== GOAL ==
Return every line of the data below that includes the string "monitoring".

== LISTED RECORDS ==
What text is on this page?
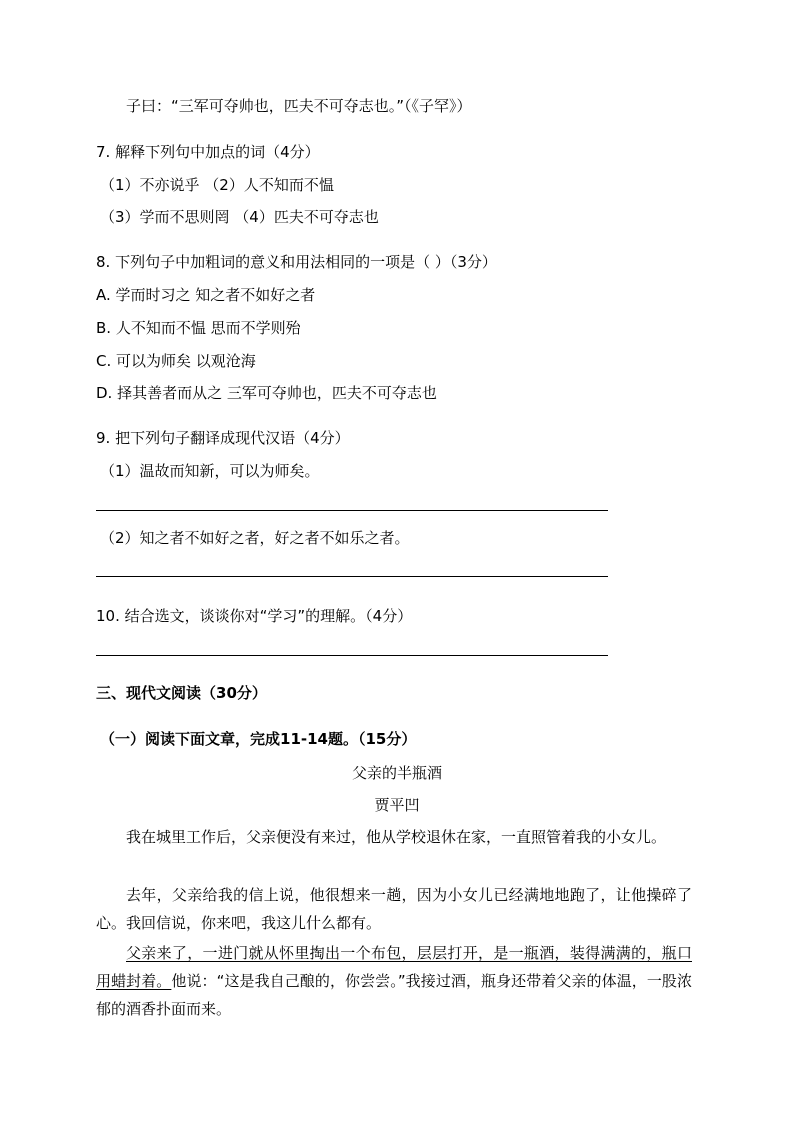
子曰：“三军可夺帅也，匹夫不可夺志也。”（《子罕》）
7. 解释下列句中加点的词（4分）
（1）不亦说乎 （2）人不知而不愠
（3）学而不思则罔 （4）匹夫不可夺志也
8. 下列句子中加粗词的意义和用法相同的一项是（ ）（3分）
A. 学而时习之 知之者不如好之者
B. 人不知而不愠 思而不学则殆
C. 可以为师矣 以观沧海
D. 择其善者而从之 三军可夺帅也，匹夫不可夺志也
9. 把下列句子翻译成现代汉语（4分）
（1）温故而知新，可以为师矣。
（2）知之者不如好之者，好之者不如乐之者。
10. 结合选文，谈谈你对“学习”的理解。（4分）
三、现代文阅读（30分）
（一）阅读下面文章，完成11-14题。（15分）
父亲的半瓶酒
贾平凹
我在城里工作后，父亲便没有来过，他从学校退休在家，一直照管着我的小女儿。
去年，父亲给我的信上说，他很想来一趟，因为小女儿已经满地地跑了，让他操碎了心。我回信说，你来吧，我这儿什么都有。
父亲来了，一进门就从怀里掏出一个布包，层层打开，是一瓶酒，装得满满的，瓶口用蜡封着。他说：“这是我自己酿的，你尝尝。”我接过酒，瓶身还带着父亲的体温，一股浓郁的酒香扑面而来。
...
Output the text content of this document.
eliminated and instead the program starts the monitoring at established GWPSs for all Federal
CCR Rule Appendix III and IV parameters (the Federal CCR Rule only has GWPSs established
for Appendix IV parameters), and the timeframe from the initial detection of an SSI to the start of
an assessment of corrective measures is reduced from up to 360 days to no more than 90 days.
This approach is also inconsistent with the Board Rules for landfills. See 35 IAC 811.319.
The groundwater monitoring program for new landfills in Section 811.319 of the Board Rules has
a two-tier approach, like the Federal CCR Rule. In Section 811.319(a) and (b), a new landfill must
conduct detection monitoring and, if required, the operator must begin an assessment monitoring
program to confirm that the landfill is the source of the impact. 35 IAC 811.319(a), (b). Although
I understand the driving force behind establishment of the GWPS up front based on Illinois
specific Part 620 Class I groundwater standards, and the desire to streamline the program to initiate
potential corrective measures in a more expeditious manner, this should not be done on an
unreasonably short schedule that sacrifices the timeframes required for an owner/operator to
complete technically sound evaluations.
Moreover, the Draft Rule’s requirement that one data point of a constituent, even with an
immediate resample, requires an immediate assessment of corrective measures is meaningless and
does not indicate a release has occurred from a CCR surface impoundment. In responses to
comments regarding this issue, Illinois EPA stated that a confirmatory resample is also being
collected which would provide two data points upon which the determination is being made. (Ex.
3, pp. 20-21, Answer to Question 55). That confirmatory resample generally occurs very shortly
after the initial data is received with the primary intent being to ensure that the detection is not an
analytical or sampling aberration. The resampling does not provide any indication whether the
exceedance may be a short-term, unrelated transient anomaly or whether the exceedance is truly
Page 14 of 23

== OUTPUT FOR THIS TASK ==
eliminated and instead the program starts the monitoring at established GWPSs for all Federal
The groundwater monitoring program for new landfills in Section 811.319 of the Board Rules has
conduct detection monitoring and, if required, the operator must begin an assessment monitoring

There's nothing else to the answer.